[Figure dataset records]
<<<<
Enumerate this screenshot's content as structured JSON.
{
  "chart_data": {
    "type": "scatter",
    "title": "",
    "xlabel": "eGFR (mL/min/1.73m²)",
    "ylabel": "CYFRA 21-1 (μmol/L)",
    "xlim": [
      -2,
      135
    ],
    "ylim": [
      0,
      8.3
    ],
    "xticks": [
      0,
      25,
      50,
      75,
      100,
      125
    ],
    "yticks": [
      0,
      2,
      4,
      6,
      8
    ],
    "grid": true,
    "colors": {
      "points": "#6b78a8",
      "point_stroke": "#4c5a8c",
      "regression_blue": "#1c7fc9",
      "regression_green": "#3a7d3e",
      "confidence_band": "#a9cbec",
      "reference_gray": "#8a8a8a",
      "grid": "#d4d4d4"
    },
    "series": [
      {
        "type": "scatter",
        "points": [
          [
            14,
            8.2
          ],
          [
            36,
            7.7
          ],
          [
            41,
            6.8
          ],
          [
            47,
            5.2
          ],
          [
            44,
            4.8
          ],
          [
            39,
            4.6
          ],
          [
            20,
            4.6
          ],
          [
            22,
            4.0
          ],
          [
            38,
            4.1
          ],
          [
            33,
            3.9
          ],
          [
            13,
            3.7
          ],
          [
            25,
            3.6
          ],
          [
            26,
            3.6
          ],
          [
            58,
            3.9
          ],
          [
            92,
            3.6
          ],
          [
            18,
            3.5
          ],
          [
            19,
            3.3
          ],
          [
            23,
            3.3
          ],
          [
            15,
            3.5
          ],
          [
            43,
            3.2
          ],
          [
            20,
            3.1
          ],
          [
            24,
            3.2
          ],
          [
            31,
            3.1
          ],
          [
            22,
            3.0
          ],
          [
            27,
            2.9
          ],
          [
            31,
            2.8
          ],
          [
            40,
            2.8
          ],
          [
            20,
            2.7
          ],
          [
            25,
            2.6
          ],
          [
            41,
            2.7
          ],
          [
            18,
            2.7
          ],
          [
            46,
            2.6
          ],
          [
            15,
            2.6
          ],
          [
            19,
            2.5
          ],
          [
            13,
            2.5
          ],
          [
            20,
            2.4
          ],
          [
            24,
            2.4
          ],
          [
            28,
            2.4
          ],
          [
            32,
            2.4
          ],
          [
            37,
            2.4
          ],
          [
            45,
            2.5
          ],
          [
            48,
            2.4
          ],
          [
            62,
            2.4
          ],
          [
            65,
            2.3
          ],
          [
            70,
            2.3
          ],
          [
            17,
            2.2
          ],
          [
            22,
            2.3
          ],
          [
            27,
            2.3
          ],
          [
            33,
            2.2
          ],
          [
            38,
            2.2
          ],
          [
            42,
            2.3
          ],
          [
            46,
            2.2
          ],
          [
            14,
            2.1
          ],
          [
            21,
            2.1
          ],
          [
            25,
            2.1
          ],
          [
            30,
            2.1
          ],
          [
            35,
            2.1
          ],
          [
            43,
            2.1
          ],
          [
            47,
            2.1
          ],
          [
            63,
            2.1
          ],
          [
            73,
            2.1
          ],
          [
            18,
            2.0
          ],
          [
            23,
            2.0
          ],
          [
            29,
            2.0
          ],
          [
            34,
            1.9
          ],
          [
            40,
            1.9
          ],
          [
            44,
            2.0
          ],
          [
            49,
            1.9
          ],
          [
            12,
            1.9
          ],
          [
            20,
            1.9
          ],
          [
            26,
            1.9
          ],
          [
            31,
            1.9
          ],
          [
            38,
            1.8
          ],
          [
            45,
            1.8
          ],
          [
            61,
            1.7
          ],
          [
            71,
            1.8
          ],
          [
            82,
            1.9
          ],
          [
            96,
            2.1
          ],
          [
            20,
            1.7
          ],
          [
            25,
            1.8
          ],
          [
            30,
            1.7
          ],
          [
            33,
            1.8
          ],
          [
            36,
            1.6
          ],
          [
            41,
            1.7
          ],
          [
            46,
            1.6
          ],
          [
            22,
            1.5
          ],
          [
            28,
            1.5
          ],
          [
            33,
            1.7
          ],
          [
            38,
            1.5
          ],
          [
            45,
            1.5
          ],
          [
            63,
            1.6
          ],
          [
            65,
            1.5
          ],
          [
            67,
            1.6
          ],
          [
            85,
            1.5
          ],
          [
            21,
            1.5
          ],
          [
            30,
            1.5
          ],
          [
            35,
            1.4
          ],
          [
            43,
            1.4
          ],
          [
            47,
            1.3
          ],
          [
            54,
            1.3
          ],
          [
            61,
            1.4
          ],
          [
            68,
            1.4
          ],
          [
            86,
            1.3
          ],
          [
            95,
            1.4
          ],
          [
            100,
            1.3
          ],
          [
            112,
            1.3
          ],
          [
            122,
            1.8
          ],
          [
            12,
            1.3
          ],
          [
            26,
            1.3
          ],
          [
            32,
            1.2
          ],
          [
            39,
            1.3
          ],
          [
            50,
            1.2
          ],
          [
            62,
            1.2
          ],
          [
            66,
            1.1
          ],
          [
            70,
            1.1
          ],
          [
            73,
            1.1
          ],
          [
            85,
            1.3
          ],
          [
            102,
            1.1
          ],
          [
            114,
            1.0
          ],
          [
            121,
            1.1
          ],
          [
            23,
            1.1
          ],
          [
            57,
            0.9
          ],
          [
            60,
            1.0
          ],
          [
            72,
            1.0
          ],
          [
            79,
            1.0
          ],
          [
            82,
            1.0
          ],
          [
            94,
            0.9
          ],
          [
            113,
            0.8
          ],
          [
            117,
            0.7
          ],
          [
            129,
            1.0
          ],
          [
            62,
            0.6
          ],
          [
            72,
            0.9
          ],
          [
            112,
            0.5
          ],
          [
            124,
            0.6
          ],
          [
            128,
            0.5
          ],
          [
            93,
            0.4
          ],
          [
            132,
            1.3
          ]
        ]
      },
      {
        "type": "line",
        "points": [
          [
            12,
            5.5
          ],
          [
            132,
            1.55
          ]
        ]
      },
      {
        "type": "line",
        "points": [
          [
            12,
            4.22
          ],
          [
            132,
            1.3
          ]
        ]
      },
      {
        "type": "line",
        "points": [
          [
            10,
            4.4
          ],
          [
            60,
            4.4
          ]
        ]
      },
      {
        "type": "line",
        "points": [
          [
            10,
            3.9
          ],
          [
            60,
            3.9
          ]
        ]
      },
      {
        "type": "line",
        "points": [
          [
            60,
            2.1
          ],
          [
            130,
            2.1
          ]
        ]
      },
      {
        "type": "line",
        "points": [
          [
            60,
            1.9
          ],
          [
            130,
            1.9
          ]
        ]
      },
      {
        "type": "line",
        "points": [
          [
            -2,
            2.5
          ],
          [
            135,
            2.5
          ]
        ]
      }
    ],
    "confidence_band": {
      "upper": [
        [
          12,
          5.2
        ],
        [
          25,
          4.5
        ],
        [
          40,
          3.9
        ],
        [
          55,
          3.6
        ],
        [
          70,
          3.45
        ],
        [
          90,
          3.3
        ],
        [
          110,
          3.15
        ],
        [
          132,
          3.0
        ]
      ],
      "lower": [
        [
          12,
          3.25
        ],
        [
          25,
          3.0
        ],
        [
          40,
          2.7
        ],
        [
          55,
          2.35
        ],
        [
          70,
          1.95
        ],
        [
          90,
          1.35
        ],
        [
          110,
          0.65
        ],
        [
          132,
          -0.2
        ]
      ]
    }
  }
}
>>>>
▶ _INSTRUCTION_
Restate every record exactly, leaving nothing out.

▶ _TASK SOLUTION_
Enumerate this screenshot's content as structured JSON.
{
  "chart_data": {
    "type": "scatter",
    "title": "",
    "xlabel": "eGFR (mL/min/1.73m²)",
    "ylabel": "CYFRA 21-1 (μmol/L)",
    "xlim": [
      -2,
      135
    ],
    "ylim": [
      0,
      8.3
    ],
    "xticks": [
      0,
      25,
      50,
      75,
      100,
      125
    ],
    "yticks": [
      0,
      2,
      4,
      6,
      8
    ],
    "grid": true,
    "colors": {
      "points": "#6b78a8",
      "point_stroke": "#4c5a8c",
      "regression_blue": "#1c7fc9",
      "regression_green": "#3a7d3e",
      "confidence_band": "#a9cbec",
      "reference_gray": "#8a8a8a",
      "grid": "#d4d4d4"
    },
    "series": [
      {
        "type": "scatter",
        "points": [
          [
            14,
            8.2
          ],
          [
            36,
            7.7
          ],
          [
            41,
            6.8
          ],
          [
            47,
            5.2
          ],
          [
            44,
            4.8
          ],
          [
            39,
            4.6
          ],
          [
            20,
            4.6
          ],
          [
            22,
            4.0
          ],
          [
            38,
            4.1
          ],
          [
            33,
            3.9
          ],
          [
            13,
            3.7
          ],
          [
            25,
            3.6
          ],
          [
            26,
            3.6
          ],
          [
            58,
            3.9
          ],
          [
            92,
            3.6
          ],
          [
            18,
            3.5
          ],
          [
            19,
            3.3
          ],
          [
            23,
            3.3
          ],
          [
            15,
            3.5
          ],
          [
            43,
            3.2
          ],
          [
            20,
            3.1
          ],
          [
            24,
            3.2
          ],
          [
            31,
            3.1
          ],
          [
            22,
            3.0
          ],
          [
            27,
            2.9
          ],
          [
            31,
            2.8
          ],
          [
            40,
            2.8
          ],
          [
            20,
            2.7
          ],
          [
            25,
            2.6
          ],
          [
            41,
            2.7
          ],
          [
            18,
            2.7
          ],
          [
            46,
            2.6
          ],
          [
            15,
            2.6
          ],
          [
            19,
            2.5
          ],
          [
            13,
            2.5
          ],
          [
            20,
            2.4
          ],
          [
            24,
            2.4
          ],
          [
            28,
            2.4
          ],
          [
            32,
            2.4
          ],
          [
            37,
            2.4
          ],
          [
            45,
            2.5
          ],
          [
            48,
            2.4
          ],
          [
            62,
            2.4
          ],
          [
            65,
            2.3
          ],
          [
            70,
            2.3
          ],
          [
            17,
            2.2
          ],
          [
            22,
            2.3
          ],
          [
            27,
            2.3
          ],
          [
            33,
            2.2
          ],
          [
            38,
            2.2
          ],
          [
            42,
            2.3
          ],
          [
            46,
            2.2
          ],
          [
            14,
            2.1
          ],
          [
            21,
            2.1
          ],
          [
            25,
            2.1
          ],
          [
            30,
            2.1
          ],
          [
            35,
            2.1
          ],
          [
            43,
            2.1
          ],
          [
            47,
            2.1
          ],
          [
            63,
            2.1
          ],
          [
            73,
            2.1
          ],
          [
            18,
            2.0
          ],
          [
            23,
            2.0
          ],
          [
            29,
            2.0
          ],
          [
            34,
            1.9
          ],
          [
            40,
            1.9
          ],
          [
            44,
            2.0
          ],
          [
            49,
            1.9
          ],
          [
            12,
            1.9
          ],
          [
            20,
            1.9
          ],
          [
            26,
            1.9
          ],
          [
            31,
            1.9
          ],
          [
            38,
            1.8
          ],
          [
            45,
            1.8
          ],
          [
            61,
            1.7
          ],
          [
            71,
            1.8
          ],
          [
            82,
            1.9
          ],
          [
            96,
            2.1
          ],
          [
            20,
            1.7
          ],
          [
            25,
            1.8
          ],
          [
            30,
            1.7
          ],
          [
            33,
            1.8
          ],
          [
            36,
            1.6
          ],
          [
            41,
            1.7
          ],
          [
            46,
            1.6
          ],
          [
            22,
            1.5
          ],
          [
            28,
            1.5
          ],
          [
            33,
            1.7
          ],
          [
            38,
            1.5
          ],
          [
            45,
            1.5
          ],
          [
            63,
            1.6
          ],
          [
            65,
            1.5
          ],
          [
            67,
            1.6
          ],
          [
            85,
            1.5
          ],
          [
            21,
            1.5
          ],
          [
            30,
            1.5
          ],
          [
            35,
            1.4
          ],
          [
            43,
            1.4
          ],
          [
            47,
            1.3
          ],
          [
            54,
            1.3
          ],
          [
            61,
            1.4
          ],
          [
            68,
            1.4
          ],
          [
            86,
            1.3
          ],
          [
            95,
            1.4
          ],
          [
            100,
            1.3
          ],
          [
            112,
            1.3
          ],
          [
            122,
            1.8
          ],
          [
            12,
            1.3
          ],
          [
            26,
            1.3
          ],
          [
            32,
            1.2
          ],
          [
            39,
            1.3
          ],
          [
            50,
            1.2
          ],
          [
            62,
            1.2
          ],
          [
            66,
            1.1
          ],
          [
            70,
            1.1
          ],
          [
            73,
            1.1
          ],
          [
            85,
            1.3
          ],
          [
            102,
            1.1
          ],
          [
            114,
            1.0
          ],
          [
            121,
            1.1
          ],
          [
            23,
            1.1
          ],
          [
            57,
            0.9
          ],
          [
            60,
            1.0
          ],
          [
            72,
            1.0
          ],
          [
            79,
            1.0
          ],
          [
            82,
            1.0
          ],
          [
            94,
            0.9
          ],
          [
            113,
            0.8
          ],
          [
            117,
            0.7
          ],
          [
            129,
            1.0
          ],
          [
            62,
            0.6
          ],
          [
            72,
            0.9
          ],
          [
            112,
            0.5
          ],
          [
            124,
            0.6
          ],
          [
            128,
            0.5
          ],
          [
            93,
            0.4
          ],
          [
            132,
            1.3
          ]
        ]
      },
      {
        "type": "line",
        "points": [
          [
            12,
            5.5
          ],
          [
            132,
            1.55
          ]
        ]
      },
      {
        "type": "line",
        "points": [
          [
            12,
            4.22
          ],
          [
            132,
            1.3
          ]
        ]
      },
      {
        "type": "line",
        "points": [
          [
            10,
            4.4
          ],
          [
            60,
            4.4
          ]
        ]
      },
      {
        "type": "line",
        "points": [
          [
            10,
            3.9
          ],
          [
            60,
            3.9
          ]
        ]
      },
      {
        "type": "line",
        "points": [
          [
            60,
            2.1
          ],
          [
            130,
            2.1
          ]
        ]
      },
      {
        "type": "line",
        "points": [
          [
            60,
            1.9
          ],
          [
            130,
            1.9
          ]
        ]
      },
      {
        "type": "line",
        "points": [
          [
            -2,
            2.5
          ],
          [
            135,
            2.5
          ]
        ]
      }
    ],
    "confidence_band": {
      "upper": [
        [
          12,
          5.2
        ],
        [
          25,
          4.5
        ],
        [
          40,
          3.9
        ],
        [
          55,
          3.6
        ],
        [
          70,
          3.45
        ],
        [
          90,
          3.3
        ],
        [
          110,
          3.15
        ],
        [
          132,
          3.0
        ]
      ],
      "lower": [
        [
          12,
          3.25
        ],
        [
          25,
          3.0
        ],
        [
          40,
          2.7
        ],
        [
          55,
          2.35
        ],
        [
          70,
          1.95
        ],
        [
          90,
          1.35
        ],
        [
          110,
          0.65
        ],
        [
          132,
          -0.2
        ]
      ]
    }
  }
}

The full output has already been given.